***** Material for this task

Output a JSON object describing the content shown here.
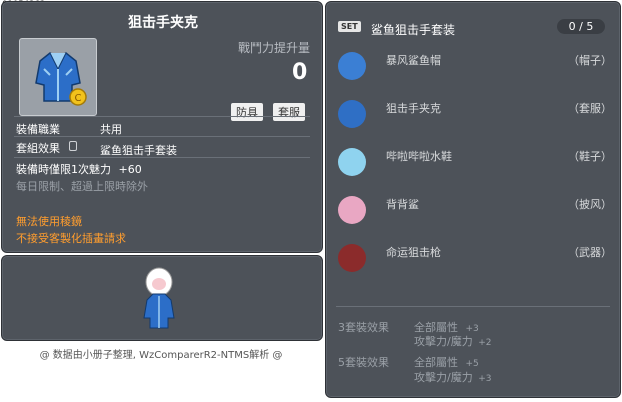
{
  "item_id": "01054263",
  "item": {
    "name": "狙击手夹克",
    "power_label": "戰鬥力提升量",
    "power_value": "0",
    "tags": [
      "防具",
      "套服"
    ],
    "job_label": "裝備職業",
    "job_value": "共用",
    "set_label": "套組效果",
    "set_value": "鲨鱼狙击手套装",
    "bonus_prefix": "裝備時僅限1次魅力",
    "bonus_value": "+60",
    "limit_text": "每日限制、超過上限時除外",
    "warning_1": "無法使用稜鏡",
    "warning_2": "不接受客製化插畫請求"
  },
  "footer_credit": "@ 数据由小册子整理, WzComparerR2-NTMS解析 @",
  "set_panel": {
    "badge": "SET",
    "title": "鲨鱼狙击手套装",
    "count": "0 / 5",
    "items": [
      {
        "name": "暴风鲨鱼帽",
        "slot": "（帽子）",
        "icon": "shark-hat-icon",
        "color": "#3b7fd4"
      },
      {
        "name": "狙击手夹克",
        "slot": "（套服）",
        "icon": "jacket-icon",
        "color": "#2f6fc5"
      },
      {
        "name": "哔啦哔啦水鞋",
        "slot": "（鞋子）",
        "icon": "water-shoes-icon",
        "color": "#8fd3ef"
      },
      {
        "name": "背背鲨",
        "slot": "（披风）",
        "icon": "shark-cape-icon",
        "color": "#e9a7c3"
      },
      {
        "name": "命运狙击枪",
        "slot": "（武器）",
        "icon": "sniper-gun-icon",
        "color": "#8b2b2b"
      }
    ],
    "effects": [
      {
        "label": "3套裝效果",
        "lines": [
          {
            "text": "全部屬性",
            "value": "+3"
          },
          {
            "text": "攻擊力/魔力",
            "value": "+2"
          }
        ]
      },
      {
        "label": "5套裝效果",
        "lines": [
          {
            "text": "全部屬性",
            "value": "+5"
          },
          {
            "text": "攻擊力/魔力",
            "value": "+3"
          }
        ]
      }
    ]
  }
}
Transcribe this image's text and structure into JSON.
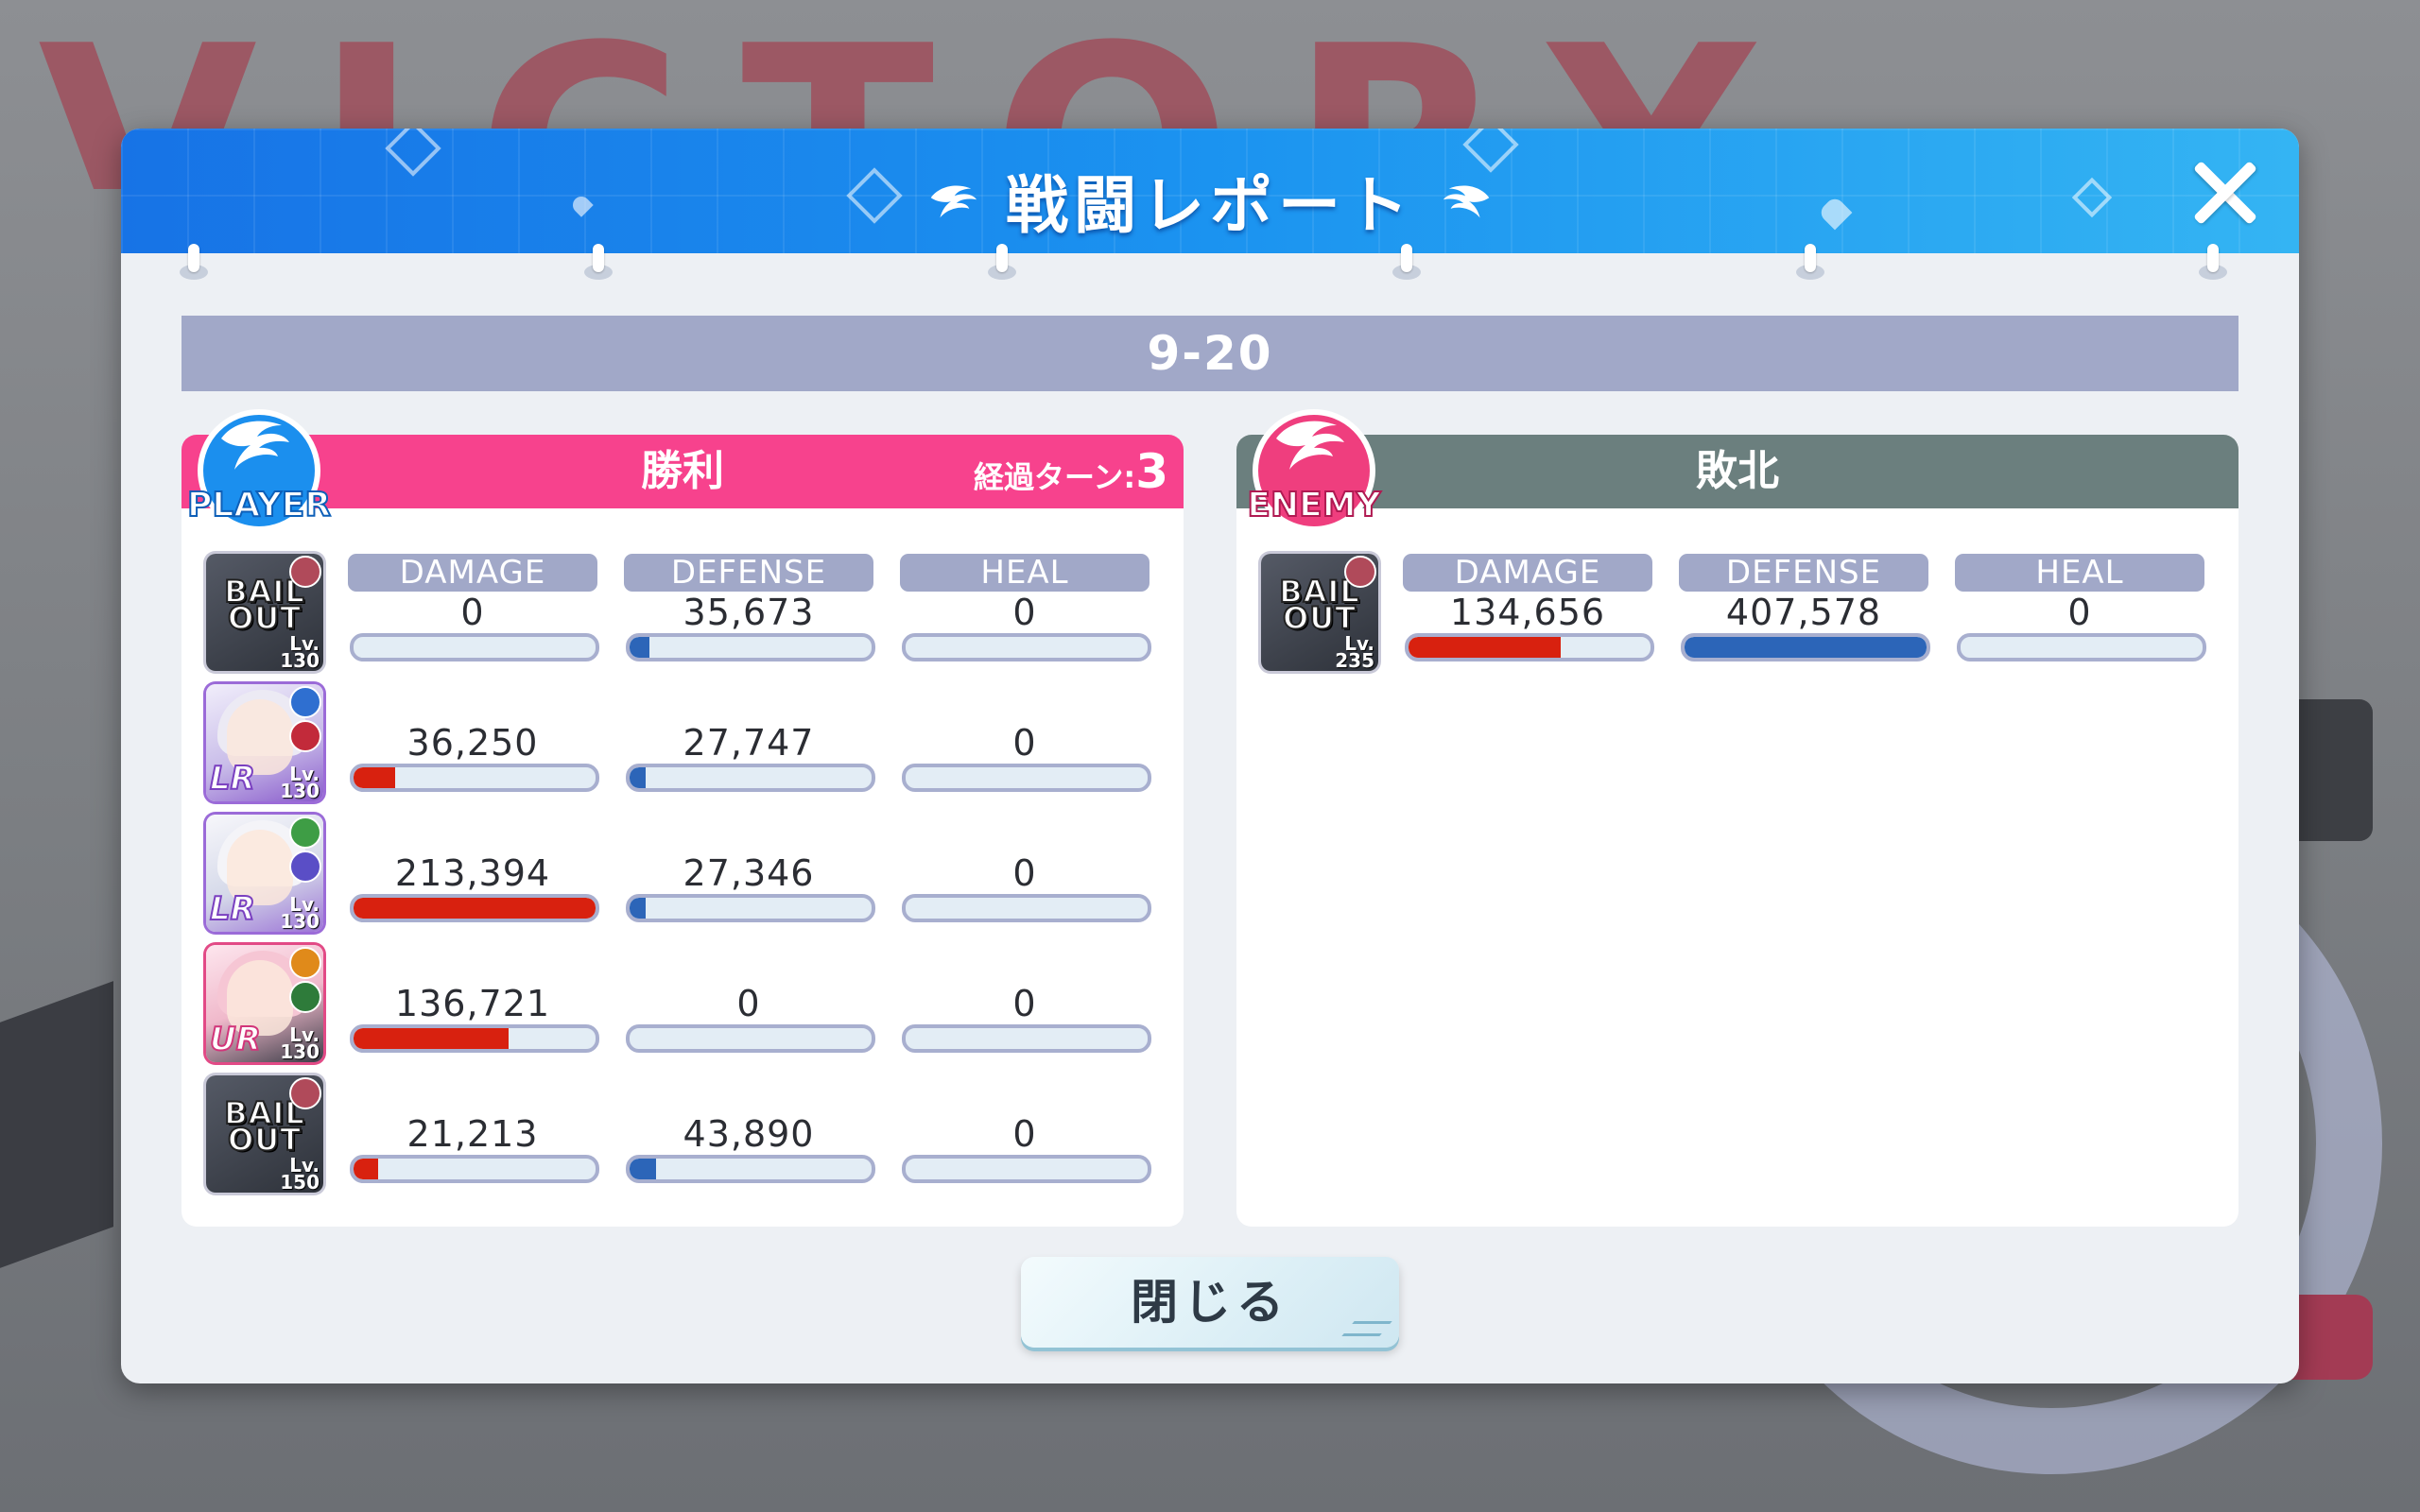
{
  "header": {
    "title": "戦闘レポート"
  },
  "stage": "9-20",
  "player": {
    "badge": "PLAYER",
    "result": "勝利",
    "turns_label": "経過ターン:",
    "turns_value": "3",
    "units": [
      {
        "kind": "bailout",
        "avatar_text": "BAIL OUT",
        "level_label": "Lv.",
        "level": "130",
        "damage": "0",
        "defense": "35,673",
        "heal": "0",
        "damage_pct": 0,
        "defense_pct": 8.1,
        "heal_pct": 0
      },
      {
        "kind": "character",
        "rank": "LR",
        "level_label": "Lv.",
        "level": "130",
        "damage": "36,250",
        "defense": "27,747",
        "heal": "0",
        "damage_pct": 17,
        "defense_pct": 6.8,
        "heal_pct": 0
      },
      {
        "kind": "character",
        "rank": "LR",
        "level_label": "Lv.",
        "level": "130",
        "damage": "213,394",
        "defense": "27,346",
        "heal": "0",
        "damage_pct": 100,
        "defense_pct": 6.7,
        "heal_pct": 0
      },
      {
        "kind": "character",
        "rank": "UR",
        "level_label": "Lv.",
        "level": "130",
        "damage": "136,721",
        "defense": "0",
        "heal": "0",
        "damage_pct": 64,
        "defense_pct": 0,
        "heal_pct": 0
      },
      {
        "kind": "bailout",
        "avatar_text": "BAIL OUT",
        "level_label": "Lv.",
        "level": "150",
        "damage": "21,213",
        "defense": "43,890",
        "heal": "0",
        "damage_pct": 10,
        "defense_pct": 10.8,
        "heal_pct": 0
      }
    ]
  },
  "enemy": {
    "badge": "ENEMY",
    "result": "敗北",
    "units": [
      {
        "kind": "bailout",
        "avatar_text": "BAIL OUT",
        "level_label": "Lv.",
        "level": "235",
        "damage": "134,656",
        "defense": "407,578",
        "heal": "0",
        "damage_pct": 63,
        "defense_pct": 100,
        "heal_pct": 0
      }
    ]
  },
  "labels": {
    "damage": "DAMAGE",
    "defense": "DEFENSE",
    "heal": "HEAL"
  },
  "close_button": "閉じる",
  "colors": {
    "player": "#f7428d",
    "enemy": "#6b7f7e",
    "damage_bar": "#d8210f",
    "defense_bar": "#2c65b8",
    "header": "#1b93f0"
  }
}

**********

Requirements
Find the word "slot" in the records and pull out each line that has it.

Exercise answer
        "slot": "（帽子）",
        "slot": "（套服）",
        "slot": "（鞋子）",
        "slot": "（披风）",
        "slot": "（武器）",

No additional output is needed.